Extract provided:
At this point I ordered him to cuff up for threatening staff. The offender refused to comply and stated “And what if I don't?” Officer B. Meyers [sic.] approached and began to speak with him. He attempted to talk the offender into complying. After a moment offender Higgason stated “I'll spit in your face, ” to Ofc. Meyers [sic.]. I moved to place the offenders right arm in restraints. He pulled away from me, and Ofc. Meyers [sic.], Sergeant Collingsworth, and I placed the offender on the ground and applied mechanical restraints to his arms and legs. He refused to stand and walk so a wheelchair was brought in to remove him from the chowhall. He was taken to RHU.

ECF 13-1 at 1.

Supplied records:
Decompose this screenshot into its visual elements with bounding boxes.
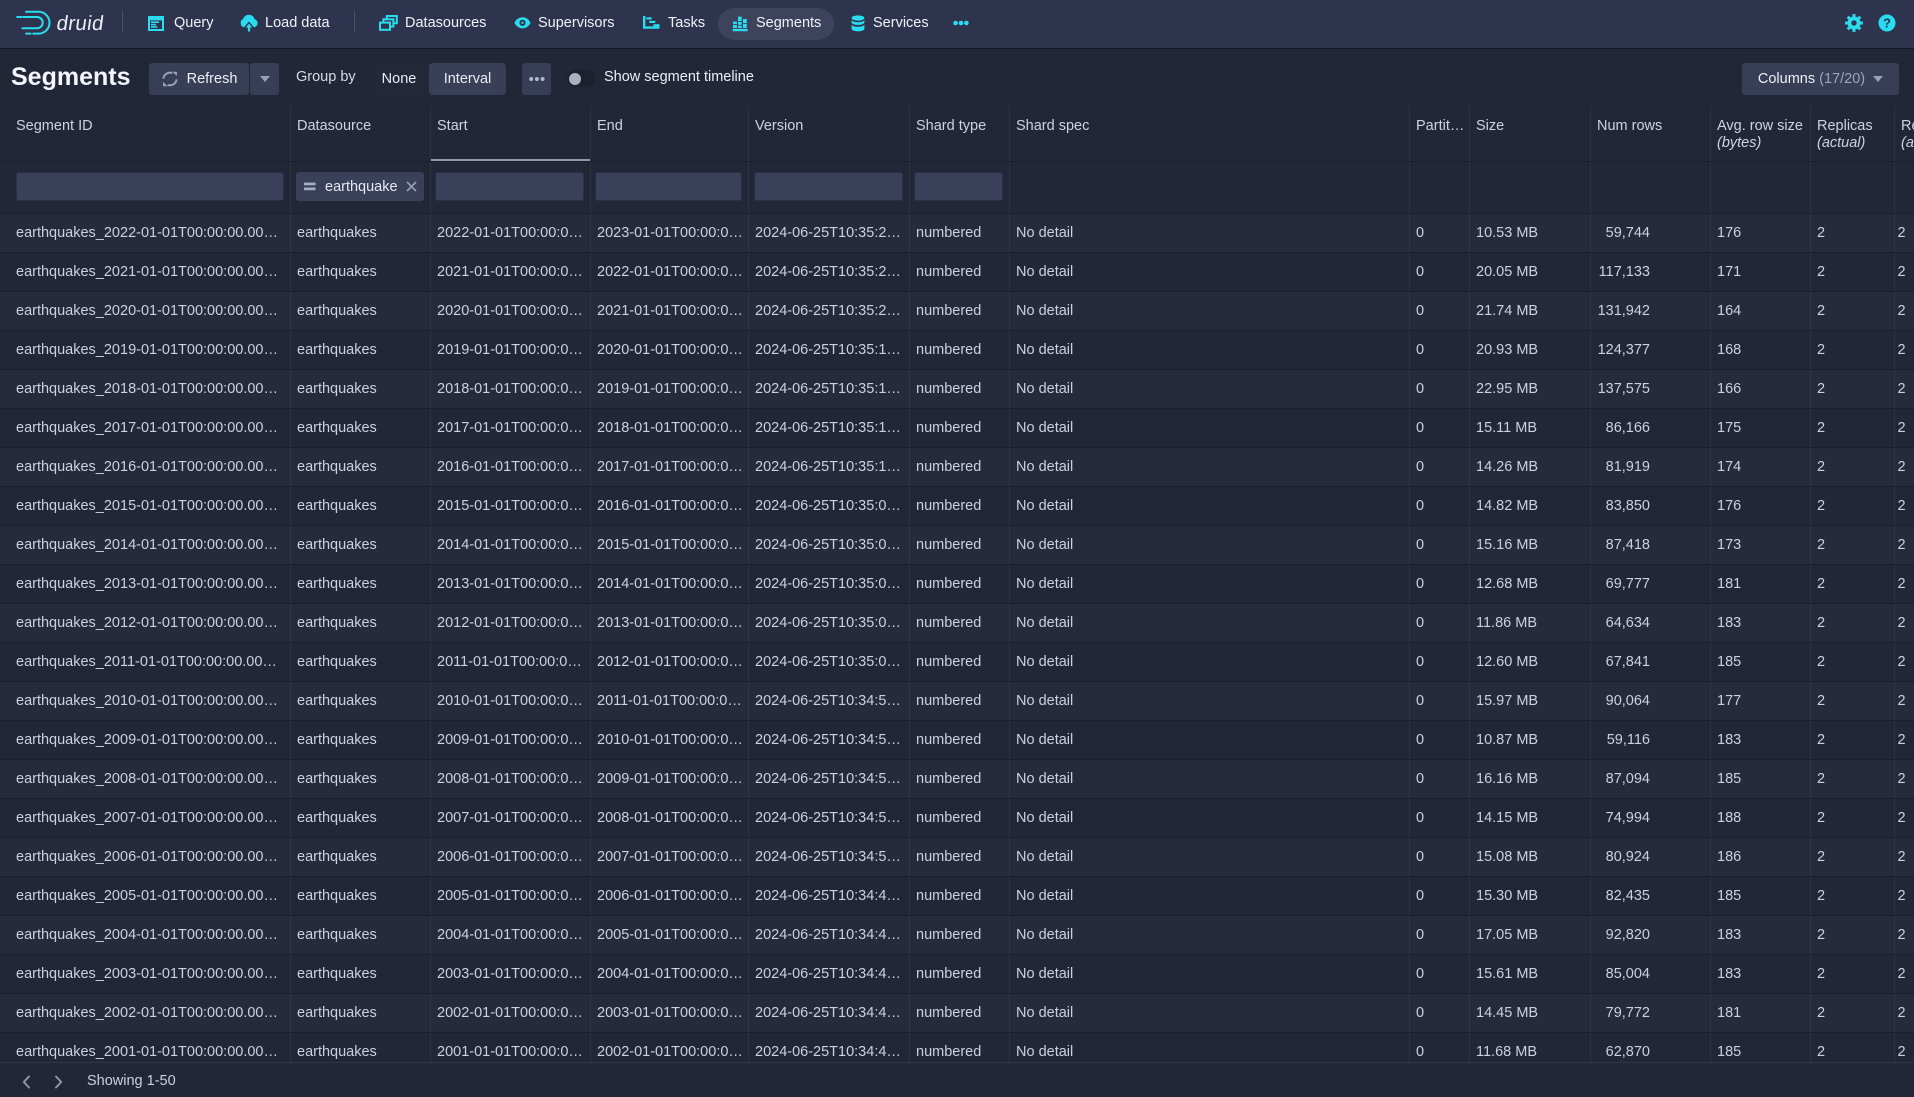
svg-text:?: ?	[1883, 16, 1891, 31]
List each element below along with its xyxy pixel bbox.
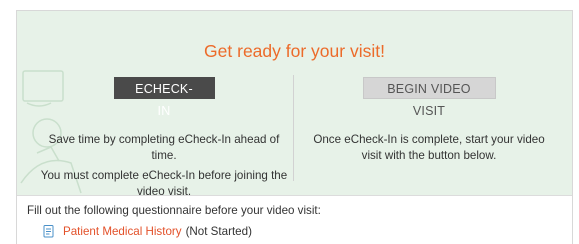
patient-medical-history-link[interactable]: Patient Medical History [63,225,182,238]
video-column: BEGIN VIDEO VISIT Once eCheck-In is comp… [305,77,553,164]
begin-video-visit-button[interactable]: BEGIN VIDEO VISIT [362,77,496,118]
questionnaire-intro: Fill out the following questionnaire bef… [27,204,321,217]
document-icon [43,225,54,238]
visit-banner: Get ready for your visit! ECHECK-IN Save… [17,11,572,198]
echeckin-button[interactable]: ECHECK-IN [113,77,215,118]
echeckin-description: Save time by completing eCheck-In ahead … [48,133,280,162]
echeckin-requirement-note: You must complete eCheck-In before joini… [40,169,288,198]
video-description: Once eCheck-In is complete, start your v… [313,133,545,162]
visit-card: Get ready for your visit! ECHECK-IN Save… [16,10,573,244]
questionnaire-status: (Not Started) [185,225,252,238]
questionnaire-item: Patient Medical History (Not Started) [43,225,252,238]
page-title: Get ready for your visit! [204,41,385,61]
column-divider [293,75,294,181]
echeckin-column: ECHECK-IN Save time by completing eCheck… [37,77,291,200]
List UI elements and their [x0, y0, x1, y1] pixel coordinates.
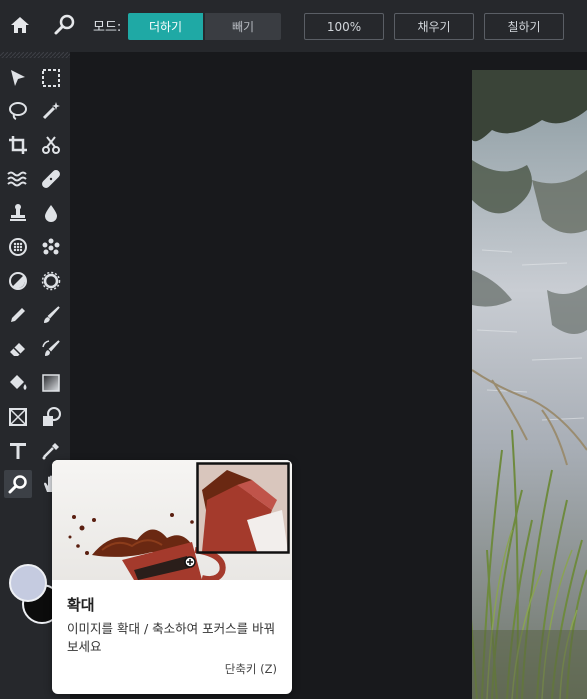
fill-button[interactable]: 채우기	[394, 13, 474, 40]
mode-subtract-button[interactable]: 빼기	[205, 13, 281, 40]
marquee-icon[interactable]	[37, 64, 65, 92]
panel-grip	[0, 52, 70, 58]
pencil-icon[interactable]	[4, 301, 32, 329]
shapes-icon[interactable]	[37, 403, 65, 431]
scissors-icon[interactable]	[37, 131, 65, 159]
paint-button[interactable]: 칠하기	[484, 13, 564, 40]
mode-add-button[interactable]: 더하기	[128, 13, 203, 40]
pixelate-icon[interactable]	[4, 233, 32, 261]
select-arrow-icon[interactable]	[4, 64, 32, 92]
tooltip-preview-image	[52, 460, 292, 580]
top-bar: 모드: 더하기 빼기 100% 채우기 칠하기	[0, 0, 587, 52]
dodge-icon[interactable]	[4, 267, 32, 295]
text-icon[interactable]	[4, 437, 32, 465]
lasso-icon[interactable]	[4, 97, 32, 125]
zoom-tool-tooltip: 확대 이미지를 확대 / 축소하여 포커스를 바꿔보세요 단축키 (Z)	[52, 460, 292, 694]
liquify-icon[interactable]	[4, 165, 32, 193]
magic-wand-icon[interactable]	[37, 97, 65, 125]
bucket-icon[interactable]	[4, 369, 32, 397]
mode-label: 모드:	[93, 20, 122, 35]
zoom-100-button[interactable]: 100%	[304, 13, 384, 40]
heal-icon[interactable]	[37, 165, 65, 193]
frame-icon[interactable]	[4, 403, 32, 431]
blur-drop-icon[interactable]	[37, 199, 65, 227]
brush-icon[interactable]	[37, 301, 65, 329]
home-icon[interactable]	[7, 12, 33, 38]
gradient-icon[interactable]	[37, 369, 65, 397]
tooltip-title: 확대	[67, 596, 95, 614]
zoom-icon[interactable]	[4, 470, 32, 498]
canvas-image[interactable]	[472, 70, 587, 699]
tooltip-description: 이미지를 확대 / 축소하여 포커스를 바꿔보세요	[67, 621, 276, 654]
scatter-icon[interactable]	[37, 233, 65, 261]
color-replace-icon[interactable]	[37, 335, 65, 363]
tooltip-shortcut: 단축키 (Z)	[224, 662, 277, 676]
sponge-icon[interactable]	[37, 267, 65, 295]
foreground-color-swatch[interactable]	[9, 564, 47, 602]
search-icon[interactable]	[52, 12, 78, 38]
stamp-icon[interactable]	[4, 199, 32, 227]
eraser-icon[interactable]	[4, 335, 32, 363]
crop-icon[interactable]	[4, 131, 32, 159]
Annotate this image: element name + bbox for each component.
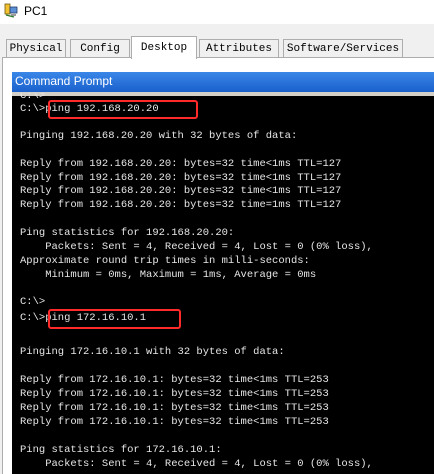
tab-software-services[interactable]: Software/Services: [283, 39, 403, 57]
tab-attributes[interactable]: Attributes: [199, 39, 279, 57]
window-title: PC1: [24, 4, 48, 18]
window-titlebar[interactable]: PC1: [0, 0, 434, 24]
terminal-line: Approximate round trip times in milli-se…: [20, 255, 310, 267]
terminal-line: Pinging 192.168.20.20 with 32 bytes of d…: [20, 130, 298, 142]
tab-desktop[interactable]: Desktop: [131, 36, 197, 59]
terminal-line: C:\>: [20, 296, 46, 308]
terminal-line: Reply from 172.16.10.1: bytes=32 time<1m…: [20, 402, 329, 414]
terminal-line: Packets: Sent = 4, Received = 4, Lost = …: [20, 458, 373, 470]
terminal-line: Reply from 172.16.10.1: bytes=32 time<1m…: [20, 388, 329, 400]
terminal-line: Reply from 192.168.20.20: bytes=32 time<…: [20, 185, 342, 197]
terminal-line: Pinging 172.16.10.1 with 32 bytes of dat…: [20, 346, 285, 358]
terminal-line: Ping statistics for 172.16.10.1:: [20, 444, 222, 456]
tab-config[interactable]: Config: [70, 39, 130, 57]
pc-device-icon: [4, 3, 18, 18]
terminal-line: Reply from 172.16.10.1: bytes=32 time<1m…: [20, 416, 329, 428]
terminal-line: Minimum = 0ms, Maximum = 1ms, Average = …: [20, 269, 317, 281]
ping-command-highlight: [48, 100, 198, 119]
pc1-window: PC1 Physical Config Desktop Attributes S…: [0, 0, 434, 474]
command-prompt-title: Command Prompt: [15, 74, 113, 88]
terminal-line: C:\>: [20, 93, 46, 102]
terminal-line: Reply from 192.168.20.20: bytes=32 time<…: [20, 158, 342, 170]
tab-bar: Physical Config Desktop Attributes Softw…: [0, 24, 434, 59]
tab-physical[interactable]: Physical: [6, 39, 66, 57]
terminal-line: Ping statistics for 192.168.20.20:: [20, 227, 235, 239]
ping-command-highlight: [48, 309, 181, 329]
command-prompt-window: Command Prompt C:\> C:\>ping 192.168.20.…: [12, 72, 434, 474]
terminal-line: Reply from 172.16.10.1: bytes=32 time<1m…: [20, 374, 329, 386]
terminal-line: Packets: Sent = 4, Received = 4, Lost = …: [20, 241, 373, 253]
command-prompt-titlebar[interactable]: Command Prompt: [12, 72, 434, 92]
terminal-line: Reply from 192.168.20.20: bytes=32 time<…: [20, 172, 342, 184]
terminal-line: Reply from 192.168.20.20: bytes=32 time=…: [20, 199, 342, 211]
terminal-output[interactable]: C:\> C:\>ping 192.168.20.20 Pinging 192.…: [20, 93, 434, 474]
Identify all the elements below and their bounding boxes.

Exercises to complete:
a – Using the incident report, decide whether each statement agrees with it. Answer yes or no for each, and quote the words from the report that settle it.
(i) The offender responded to the order to cuff up with "And what if I don't?"
(ii) The offender walked out of the chowhall under his own power.
(iii) Officer Meyers restrained the offender without anyone else's help.
b – In the records, from the first line through the line with "List UI elements", substitute "screen" for every "pixel" and reproduce those lines with nothing else changed. Omit the pictures.
The incident report and the records have nothing to do with each other.

Solutions for each task:
a –
(i) Yes: "The offender refused to comply and stated “And what if I don't?”"
(ii) No: "He refused to stand and walk so a wheelchair was brought in to remove him from the chowhall."
(iii) No: "Ofc. Meyers [sic.], Sergeant Collingsworth, and I placed the offender on the ground and applied mechanical restraints to his arms and legs."

b –
Decompose this screenshot into its visual elements with bounding boxes.
svg-text:?: ?	[1883, 16, 1891, 31]
List each element below along with its xyxy screen bbox.
patient-medical-history-link[interactable]: Patient Medical History [63,225,182,238]
video-column: BEGIN VIDEO VISIT Once eCheck-In is comp… [305,77,553,164]
begin-video-visit-button[interactable]: BEGIN VIDEO VISIT [362,77,496,118]
questionnaire-intro: Fill out the following questionnaire bef… [27,204,321,217]
document-icon [43,225,54,238]
visit-banner: Get ready for your visit! ECHECK-IN Save… [17,11,572,198]
echeckin-button[interactable]: ECHECK-IN [113,77,215,118]
echeckin-description: Save time by completing eCheck-In ahead … [48,133,280,162]
echeckin-requirement-note: You must complete eCheck-In before joini… [40,169,288,198]
video-description: Once eCheck-In is complete, start your v… [313,133,545,162]
visit-card: Get ready for your visit! ECHECK-IN Save… [16,10,573,244]
questionnaire-status: (Not Started) [185,225,252,238]
questionnaire-item: Patient Medical History (Not Started) [43,225,252,238]
page-title: Get ready for your visit! [204,41,385,61]
column-divider [293,75,294,181]
echeckin-column: ECHECK-IN Save time by completing eCheck… [37,77,291,200]
List UI elements and their [x0, y0, x1, y1] screen coordinates.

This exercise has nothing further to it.